• _Problem to solve_
Present every line in which the string "screenshot" appears.

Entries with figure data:
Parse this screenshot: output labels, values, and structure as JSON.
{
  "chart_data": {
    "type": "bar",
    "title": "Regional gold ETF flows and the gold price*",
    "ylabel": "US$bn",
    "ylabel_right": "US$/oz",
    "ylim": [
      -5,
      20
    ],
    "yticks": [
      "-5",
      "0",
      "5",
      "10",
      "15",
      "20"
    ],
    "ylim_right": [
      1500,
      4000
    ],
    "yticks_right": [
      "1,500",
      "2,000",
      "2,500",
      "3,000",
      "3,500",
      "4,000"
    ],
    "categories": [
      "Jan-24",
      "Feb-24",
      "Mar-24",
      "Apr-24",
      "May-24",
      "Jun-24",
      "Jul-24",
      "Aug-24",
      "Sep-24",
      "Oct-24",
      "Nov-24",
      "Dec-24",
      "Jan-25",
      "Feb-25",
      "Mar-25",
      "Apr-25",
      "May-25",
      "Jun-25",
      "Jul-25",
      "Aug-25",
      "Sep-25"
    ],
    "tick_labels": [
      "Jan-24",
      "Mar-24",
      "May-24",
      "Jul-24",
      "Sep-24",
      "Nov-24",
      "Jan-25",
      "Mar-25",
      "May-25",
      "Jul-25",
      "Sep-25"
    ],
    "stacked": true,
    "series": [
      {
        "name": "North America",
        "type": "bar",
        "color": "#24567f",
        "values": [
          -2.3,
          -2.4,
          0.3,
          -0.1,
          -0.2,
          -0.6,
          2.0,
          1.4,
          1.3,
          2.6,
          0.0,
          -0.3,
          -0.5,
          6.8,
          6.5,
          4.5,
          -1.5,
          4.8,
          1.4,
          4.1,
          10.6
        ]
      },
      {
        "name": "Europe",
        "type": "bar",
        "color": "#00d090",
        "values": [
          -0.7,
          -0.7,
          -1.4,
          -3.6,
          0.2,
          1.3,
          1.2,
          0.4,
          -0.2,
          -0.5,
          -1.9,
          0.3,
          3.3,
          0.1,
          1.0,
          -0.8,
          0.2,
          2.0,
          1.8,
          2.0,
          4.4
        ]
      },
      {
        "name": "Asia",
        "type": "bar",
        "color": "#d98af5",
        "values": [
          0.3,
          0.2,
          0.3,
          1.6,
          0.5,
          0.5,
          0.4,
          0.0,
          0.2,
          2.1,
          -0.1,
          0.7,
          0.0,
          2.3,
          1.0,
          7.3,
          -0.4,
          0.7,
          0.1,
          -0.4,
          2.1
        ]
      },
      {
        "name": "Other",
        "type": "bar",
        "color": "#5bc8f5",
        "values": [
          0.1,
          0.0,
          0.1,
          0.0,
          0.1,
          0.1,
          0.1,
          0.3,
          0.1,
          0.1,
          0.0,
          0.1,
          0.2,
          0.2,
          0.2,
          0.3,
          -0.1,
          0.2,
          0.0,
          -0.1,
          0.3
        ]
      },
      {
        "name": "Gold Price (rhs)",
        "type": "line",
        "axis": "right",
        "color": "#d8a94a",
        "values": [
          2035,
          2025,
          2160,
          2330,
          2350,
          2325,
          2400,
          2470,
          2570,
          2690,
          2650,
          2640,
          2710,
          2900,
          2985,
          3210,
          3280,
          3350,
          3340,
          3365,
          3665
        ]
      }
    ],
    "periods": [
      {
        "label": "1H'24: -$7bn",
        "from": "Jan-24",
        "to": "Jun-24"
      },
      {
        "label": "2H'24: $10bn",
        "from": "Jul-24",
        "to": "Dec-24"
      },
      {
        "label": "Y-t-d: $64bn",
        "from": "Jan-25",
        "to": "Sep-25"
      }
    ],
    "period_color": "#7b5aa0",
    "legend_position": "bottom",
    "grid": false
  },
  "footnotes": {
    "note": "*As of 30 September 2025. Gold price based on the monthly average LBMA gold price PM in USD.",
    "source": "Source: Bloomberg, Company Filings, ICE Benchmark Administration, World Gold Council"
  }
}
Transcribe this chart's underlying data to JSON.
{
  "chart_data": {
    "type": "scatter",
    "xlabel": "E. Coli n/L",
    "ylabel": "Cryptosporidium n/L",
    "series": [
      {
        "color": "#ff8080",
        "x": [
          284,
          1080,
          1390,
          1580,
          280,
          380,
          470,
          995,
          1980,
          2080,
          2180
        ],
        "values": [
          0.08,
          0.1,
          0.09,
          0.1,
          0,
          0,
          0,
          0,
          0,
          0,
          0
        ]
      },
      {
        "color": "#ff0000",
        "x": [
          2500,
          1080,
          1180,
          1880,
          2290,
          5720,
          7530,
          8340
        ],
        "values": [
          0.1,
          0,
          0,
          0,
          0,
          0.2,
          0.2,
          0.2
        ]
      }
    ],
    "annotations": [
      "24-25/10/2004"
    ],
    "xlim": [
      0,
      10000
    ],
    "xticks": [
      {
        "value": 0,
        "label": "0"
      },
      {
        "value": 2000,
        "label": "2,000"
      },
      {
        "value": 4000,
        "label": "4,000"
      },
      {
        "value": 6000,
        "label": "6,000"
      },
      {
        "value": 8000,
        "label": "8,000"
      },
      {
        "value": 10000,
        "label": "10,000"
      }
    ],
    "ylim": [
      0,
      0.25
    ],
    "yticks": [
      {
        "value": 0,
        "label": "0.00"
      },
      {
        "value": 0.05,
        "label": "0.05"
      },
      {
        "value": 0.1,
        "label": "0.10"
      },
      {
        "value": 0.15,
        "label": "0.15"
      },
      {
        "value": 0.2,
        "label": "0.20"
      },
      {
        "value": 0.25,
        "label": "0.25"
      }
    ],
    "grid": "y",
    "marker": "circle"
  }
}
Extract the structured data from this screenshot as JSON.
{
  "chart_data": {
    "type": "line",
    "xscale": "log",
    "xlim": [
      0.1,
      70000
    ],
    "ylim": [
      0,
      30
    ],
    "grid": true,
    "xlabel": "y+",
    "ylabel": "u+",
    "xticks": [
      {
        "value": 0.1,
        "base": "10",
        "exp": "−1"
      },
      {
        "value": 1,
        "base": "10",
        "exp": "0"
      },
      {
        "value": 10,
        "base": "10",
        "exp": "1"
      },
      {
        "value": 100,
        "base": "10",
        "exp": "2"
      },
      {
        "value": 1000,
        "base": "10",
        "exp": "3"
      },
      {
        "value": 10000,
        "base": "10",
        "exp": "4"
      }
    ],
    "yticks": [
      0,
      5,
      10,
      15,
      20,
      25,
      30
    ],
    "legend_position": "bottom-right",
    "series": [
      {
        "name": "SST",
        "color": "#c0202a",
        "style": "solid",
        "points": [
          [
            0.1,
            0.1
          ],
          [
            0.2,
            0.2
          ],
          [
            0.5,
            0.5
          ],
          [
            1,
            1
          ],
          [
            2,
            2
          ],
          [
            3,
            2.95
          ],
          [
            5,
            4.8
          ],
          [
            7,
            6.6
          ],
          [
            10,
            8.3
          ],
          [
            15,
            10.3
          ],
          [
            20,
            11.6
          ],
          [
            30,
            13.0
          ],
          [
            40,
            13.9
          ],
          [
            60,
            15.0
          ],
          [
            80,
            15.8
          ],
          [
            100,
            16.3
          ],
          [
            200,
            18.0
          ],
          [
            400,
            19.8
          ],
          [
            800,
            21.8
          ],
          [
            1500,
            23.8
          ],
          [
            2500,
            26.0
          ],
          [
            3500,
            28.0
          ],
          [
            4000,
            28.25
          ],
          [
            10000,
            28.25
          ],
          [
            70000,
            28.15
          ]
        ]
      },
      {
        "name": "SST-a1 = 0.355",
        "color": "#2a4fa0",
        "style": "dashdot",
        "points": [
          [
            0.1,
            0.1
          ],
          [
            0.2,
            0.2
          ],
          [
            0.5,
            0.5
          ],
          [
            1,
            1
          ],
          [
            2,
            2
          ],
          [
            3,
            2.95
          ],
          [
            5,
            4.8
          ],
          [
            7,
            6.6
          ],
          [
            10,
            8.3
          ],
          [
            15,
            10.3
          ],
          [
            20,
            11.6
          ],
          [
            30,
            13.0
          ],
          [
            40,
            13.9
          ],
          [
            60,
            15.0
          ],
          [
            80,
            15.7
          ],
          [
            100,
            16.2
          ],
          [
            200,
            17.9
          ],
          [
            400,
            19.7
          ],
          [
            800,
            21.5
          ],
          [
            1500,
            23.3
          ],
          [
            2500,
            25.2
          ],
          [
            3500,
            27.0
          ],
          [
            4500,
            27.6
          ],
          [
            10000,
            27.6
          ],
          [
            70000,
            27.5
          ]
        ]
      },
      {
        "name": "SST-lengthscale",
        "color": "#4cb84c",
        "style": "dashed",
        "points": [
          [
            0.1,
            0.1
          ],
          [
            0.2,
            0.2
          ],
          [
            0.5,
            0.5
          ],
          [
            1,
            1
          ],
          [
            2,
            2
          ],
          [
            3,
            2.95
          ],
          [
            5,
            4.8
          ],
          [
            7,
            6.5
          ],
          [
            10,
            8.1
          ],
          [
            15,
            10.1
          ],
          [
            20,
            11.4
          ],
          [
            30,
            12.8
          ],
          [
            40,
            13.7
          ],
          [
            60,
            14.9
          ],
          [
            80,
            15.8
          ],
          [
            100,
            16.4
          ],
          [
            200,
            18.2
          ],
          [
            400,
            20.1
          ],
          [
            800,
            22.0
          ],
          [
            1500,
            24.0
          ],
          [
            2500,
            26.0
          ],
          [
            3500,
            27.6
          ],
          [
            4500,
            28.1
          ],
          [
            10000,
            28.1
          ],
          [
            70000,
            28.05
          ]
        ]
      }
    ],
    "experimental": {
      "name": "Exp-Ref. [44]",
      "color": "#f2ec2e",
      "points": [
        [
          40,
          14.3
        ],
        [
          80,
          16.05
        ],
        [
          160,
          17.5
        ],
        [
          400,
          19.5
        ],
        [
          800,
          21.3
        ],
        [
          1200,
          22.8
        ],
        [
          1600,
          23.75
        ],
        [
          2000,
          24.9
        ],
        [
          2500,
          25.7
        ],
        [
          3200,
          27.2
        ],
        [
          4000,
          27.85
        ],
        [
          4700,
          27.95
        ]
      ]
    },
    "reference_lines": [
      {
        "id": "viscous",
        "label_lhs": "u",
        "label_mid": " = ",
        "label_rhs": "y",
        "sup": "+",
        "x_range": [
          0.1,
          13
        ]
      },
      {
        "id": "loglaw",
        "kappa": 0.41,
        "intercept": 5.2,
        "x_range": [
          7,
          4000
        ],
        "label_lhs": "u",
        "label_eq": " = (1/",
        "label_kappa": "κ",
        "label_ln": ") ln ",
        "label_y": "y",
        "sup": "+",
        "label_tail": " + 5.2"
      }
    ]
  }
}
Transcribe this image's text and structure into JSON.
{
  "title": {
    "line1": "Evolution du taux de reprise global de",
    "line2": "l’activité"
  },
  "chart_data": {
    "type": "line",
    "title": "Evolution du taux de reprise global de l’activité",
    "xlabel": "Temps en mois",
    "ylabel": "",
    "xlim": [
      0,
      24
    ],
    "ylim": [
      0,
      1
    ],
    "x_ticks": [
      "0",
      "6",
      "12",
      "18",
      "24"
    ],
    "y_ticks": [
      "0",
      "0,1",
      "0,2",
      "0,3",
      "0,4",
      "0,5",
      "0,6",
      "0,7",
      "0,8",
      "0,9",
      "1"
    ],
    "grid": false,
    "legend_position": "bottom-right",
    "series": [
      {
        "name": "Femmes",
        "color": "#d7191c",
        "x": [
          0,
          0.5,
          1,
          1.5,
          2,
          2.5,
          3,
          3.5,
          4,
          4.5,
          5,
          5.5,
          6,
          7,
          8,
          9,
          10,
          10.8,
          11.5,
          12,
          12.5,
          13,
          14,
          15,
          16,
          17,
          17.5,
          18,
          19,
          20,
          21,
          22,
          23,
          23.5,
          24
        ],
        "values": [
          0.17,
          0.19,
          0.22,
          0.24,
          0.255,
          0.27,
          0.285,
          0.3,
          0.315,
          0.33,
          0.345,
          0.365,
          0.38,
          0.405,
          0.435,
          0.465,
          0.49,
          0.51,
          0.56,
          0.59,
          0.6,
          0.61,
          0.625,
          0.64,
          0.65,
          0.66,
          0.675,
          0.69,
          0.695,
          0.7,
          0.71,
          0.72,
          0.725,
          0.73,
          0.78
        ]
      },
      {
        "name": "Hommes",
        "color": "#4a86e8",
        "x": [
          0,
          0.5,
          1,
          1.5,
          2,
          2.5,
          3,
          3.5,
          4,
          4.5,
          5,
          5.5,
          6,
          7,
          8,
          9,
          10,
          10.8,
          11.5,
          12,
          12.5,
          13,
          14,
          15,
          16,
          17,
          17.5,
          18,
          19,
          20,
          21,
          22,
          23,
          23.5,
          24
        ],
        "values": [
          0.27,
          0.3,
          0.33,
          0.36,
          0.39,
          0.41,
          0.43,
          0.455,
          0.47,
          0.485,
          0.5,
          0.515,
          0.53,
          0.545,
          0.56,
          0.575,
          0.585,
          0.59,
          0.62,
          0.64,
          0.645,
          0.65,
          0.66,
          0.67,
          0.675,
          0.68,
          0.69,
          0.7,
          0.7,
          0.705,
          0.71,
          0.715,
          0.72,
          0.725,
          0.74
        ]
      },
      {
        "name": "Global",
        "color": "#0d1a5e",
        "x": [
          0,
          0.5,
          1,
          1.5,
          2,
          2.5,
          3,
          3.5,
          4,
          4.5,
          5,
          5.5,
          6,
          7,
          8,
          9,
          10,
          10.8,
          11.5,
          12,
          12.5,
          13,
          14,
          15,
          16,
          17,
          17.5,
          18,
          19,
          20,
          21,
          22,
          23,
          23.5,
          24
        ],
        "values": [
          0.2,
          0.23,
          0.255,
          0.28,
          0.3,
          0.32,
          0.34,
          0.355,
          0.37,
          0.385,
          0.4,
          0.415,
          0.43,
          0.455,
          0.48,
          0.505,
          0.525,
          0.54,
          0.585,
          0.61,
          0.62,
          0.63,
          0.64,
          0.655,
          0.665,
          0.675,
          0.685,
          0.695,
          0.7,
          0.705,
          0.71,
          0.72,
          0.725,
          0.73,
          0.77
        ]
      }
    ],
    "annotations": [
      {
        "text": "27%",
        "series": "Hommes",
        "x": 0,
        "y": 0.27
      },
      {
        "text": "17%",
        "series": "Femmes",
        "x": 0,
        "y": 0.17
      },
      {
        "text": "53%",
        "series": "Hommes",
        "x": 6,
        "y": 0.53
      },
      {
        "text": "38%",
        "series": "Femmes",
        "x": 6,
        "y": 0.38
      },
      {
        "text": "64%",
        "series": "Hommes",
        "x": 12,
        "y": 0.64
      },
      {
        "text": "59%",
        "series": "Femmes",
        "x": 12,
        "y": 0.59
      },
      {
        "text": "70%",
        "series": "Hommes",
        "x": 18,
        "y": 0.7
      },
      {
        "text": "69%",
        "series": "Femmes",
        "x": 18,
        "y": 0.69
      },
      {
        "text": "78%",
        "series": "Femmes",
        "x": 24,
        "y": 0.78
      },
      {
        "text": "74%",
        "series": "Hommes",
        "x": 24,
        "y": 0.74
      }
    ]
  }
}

• _Output for this task_
Parse this screenshot: output labels, values, and structure as JSON.
Extract the structured data from this screenshot as JSON.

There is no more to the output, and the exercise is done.